====== Records for processing
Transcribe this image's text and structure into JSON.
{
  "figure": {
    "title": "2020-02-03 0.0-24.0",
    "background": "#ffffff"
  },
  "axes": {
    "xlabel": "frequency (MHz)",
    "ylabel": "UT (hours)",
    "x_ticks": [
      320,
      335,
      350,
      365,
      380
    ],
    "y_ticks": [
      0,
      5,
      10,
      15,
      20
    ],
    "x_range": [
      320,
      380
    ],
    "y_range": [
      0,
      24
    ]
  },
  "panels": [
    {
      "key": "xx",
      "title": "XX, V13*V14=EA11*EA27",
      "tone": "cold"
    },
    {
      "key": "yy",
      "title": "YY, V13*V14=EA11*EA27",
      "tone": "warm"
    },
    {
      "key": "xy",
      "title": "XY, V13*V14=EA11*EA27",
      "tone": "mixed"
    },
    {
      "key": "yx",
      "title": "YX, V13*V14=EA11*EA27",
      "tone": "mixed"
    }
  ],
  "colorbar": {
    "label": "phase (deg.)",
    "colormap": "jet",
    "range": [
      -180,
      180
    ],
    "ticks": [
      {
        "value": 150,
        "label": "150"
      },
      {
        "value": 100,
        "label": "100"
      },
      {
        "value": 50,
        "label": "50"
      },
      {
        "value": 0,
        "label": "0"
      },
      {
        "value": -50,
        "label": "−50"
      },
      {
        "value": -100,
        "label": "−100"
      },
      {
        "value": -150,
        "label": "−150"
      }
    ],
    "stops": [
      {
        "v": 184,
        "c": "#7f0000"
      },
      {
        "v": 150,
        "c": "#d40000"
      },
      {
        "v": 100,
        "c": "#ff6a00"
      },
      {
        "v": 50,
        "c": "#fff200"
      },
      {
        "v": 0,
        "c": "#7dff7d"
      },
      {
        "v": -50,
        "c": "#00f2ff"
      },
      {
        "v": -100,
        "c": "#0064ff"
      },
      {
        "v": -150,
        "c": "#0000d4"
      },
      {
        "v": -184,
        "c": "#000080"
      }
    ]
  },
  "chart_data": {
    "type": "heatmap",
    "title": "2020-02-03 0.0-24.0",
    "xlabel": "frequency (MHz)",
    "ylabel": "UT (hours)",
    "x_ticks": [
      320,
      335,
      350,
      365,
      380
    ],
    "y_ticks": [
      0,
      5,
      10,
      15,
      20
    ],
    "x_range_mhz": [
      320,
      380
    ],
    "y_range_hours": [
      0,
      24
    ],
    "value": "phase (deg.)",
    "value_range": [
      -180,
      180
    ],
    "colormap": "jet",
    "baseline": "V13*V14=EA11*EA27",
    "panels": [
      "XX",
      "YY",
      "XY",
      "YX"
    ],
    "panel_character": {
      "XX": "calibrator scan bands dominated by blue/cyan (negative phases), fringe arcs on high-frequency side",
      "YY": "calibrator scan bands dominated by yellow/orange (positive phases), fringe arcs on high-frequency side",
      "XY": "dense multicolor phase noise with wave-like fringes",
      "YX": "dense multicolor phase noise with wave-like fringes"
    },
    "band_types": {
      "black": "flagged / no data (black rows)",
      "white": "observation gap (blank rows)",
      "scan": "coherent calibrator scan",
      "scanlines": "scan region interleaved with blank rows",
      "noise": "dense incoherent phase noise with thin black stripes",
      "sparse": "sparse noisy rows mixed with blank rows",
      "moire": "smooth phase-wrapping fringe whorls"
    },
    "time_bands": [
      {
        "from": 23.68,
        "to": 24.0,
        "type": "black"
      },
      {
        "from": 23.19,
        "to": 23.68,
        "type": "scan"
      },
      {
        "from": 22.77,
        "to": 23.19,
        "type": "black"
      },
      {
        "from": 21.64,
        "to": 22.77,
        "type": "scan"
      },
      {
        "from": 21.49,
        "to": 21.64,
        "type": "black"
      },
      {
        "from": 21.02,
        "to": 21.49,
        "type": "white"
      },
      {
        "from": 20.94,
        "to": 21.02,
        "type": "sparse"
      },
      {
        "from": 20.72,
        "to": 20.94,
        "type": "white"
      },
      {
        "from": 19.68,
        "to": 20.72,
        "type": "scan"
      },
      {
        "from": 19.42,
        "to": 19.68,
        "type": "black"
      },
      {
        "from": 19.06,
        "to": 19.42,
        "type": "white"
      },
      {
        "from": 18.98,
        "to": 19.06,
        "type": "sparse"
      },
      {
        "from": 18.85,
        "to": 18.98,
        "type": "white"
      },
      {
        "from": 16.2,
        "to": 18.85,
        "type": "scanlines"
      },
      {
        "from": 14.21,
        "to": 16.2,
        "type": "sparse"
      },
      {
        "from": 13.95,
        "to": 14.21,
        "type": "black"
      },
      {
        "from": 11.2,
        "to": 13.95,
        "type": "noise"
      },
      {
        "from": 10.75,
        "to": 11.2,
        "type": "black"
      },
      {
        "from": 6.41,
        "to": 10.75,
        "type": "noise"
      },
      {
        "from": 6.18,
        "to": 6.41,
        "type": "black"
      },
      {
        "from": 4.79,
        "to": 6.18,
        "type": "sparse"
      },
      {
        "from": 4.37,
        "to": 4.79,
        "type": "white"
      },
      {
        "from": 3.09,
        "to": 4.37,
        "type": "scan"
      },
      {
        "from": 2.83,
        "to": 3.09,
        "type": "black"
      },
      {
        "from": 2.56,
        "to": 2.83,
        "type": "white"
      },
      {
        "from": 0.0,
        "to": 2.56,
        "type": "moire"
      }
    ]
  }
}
============
Each record above must be given again exactly.

Transcribe this image's text and structure into JSON.
{
  "figure": {
    "title": "2020-02-03 0.0-24.0",
    "background": "#ffffff"
  },
  "axes": {
    "xlabel": "frequency (MHz)",
    "ylabel": "UT (hours)",
    "x_ticks": [
      320,
      335,
      350,
      365,
      380
    ],
    "y_ticks": [
      0,
      5,
      10,
      15,
      20
    ],
    "x_range": [
      320,
      380
    ],
    "y_range": [
      0,
      24
    ]
  },
  "panels": [
    {
      "key": "xx",
      "title": "XX, V13*V14=EA11*EA27",
      "tone": "cold"
    },
    {
      "key": "yy",
      "title": "YY, V13*V14=EA11*EA27",
      "tone": "warm"
    },
    {
      "key": "xy",
      "title": "XY, V13*V14=EA11*EA27",
      "tone": "mixed"
    },
    {
      "key": "yx",
      "title": "YX, V13*V14=EA11*EA27",
      "tone": "mixed"
    }
  ],
  "colorbar": {
    "label": "phase (deg.)",
    "colormap": "jet",
    "range": [
      -180,
      180
    ],
    "ticks": [
      {
        "value": 150,
        "label": "150"
      },
      {
        "value": 100,
        "label": "100"
      },
      {
        "value": 50,
        "label": "50"
      },
      {
        "value": 0,
        "label": "0"
      },
      {
        "value": -50,
        "label": "−50"
      },
      {
        "value": -100,
        "label": "−100"
      },
      {
        "value": -150,
        "label": "−150"
      }
    ],
    "stops": [
      {
        "v": 184,
        "c": "#7f0000"
      },
      {
        "v": 150,
        "c": "#d40000"
      },
      {
        "v": 100,
        "c": "#ff6a00"
      },
      {
        "v": 50,
        "c": "#fff200"
      },
      {
        "v": 0,
        "c": "#7dff7d"
      },
      {
        "v": -50,
        "c": "#00f2ff"
      },
      {
        "v": -100,
        "c": "#0064ff"
      },
      {
        "v": -150,
        "c": "#0000d4"
      },
      {
        "v": -184,
        "c": "#000080"
      }
    ]
  },
  "chart_data": {
    "type": "heatmap",
    "title": "2020-02-03 0.0-24.0",
    "xlabel": "frequency (MHz)",
    "ylabel": "UT (hours)",
    "x_ticks": [
      320,
      335,
      350,
      365,
      380
    ],
    "y_ticks": [
      0,
      5,
      10,
      15,
      20
    ],
    "x_range_mhz": [
      320,
      380
    ],
    "y_range_hours": [
      0,
      24
    ],
    "value": "phase (deg.)",
    "value_range": [
      -180,
      180
    ],
    "colormap": "jet",
    "baseline": "V13*V14=EA11*EA27",
    "panels": [
      "XX",
      "YY",
      "XY",
      "YX"
    ],
    "panel_character": {
      "XX": "calibrator scan bands dominated by blue/cyan (negative phases), fringe arcs on high-frequency side",
      "YY": "calibrator scan bands dominated by yellow/orange (positive phases), fringe arcs on high-frequency side",
      "XY": "dense multicolor phase noise with wave-like fringes",
      "YX": "dense multicolor phase noise with wave-like fringes"
    },
    "band_types": {
      "black": "flagged / no data (black rows)",
      "white": "observation gap (blank rows)",
      "scan": "coherent calibrator scan",
      "scanlines": "scan region interleaved with blank rows",
      "noise": "dense incoherent phase noise with thin black stripes",
      "sparse": "sparse noisy rows mixed with blank rows",
      "moire": "smooth phase-wrapping fringe whorls"
    },
    "time_bands": [
      {
        "from": 23.68,
        "to": 24.0,
        "type": "black"
      },
      {
        "from": 23.19,
        "to": 23.68,
        "type": "scan"
      },
      {
        "from": 22.77,
        "to": 23.19,
        "type": "black"
      },
      {
        "from": 21.64,
        "to": 22.77,
        "type": "scan"
      },
      {
        "from": 21.49,
        "to": 21.64,
        "type": "black"
      },
      {
        "from": 21.02,
        "to": 21.49,
        "type": "white"
      },
      {
        "from": 20.94,
        "to": 21.02,
        "type": "sparse"
      },
      {
        "from": 20.72,
        "to": 20.94,
        "type": "white"
      },
      {
        "from": 19.68,
        "to": 20.72,
        "type": "scan"
      },
      {
        "from": 19.42,
        "to": 19.68,
        "type": "black"
      },
      {
        "from": 19.06,
        "to": 19.42,
        "type": "white"
      },
      {
        "from": 18.98,
        "to": 19.06,
        "type": "sparse"
      },
      {
        "from": 18.85,
        "to": 18.98,
        "type": "white"
      },
      {
        "from": 16.2,
        "to": 18.85,
        "type": "scanlines"
      },
      {
        "from": 14.21,
        "to": 16.2,
        "type": "sparse"
      },
      {
        "from": 13.95,
        "to": 14.21,
        "type": "black"
      },
      {
        "from": 11.2,
        "to": 13.95,
        "type": "noise"
      },
      {
        "from": 10.75,
        "to": 11.2,
        "type": "black"
      },
      {
        "from": 6.41,
        "to": 10.75,
        "type": "noise"
      },
      {
        "from": 6.18,
        "to": 6.41,
        "type": "black"
      },
      {
        "from": 4.79,
        "to": 6.18,
        "type": "sparse"
      },
      {
        "from": 4.37,
        "to": 4.79,
        "type": "white"
      },
      {
        "from": 3.09,
        "to": 4.37,
        "type": "scan"
      },
      {
        "from": 2.83,
        "to": 3.09,
        "type": "black"
      },
      {
        "from": 2.56,
        "to": 2.83,
        "type": "white"
      },
      {
        "from": 0.0,
        "to": 2.56,
        "type": "moire"
      }
    ]
  }
}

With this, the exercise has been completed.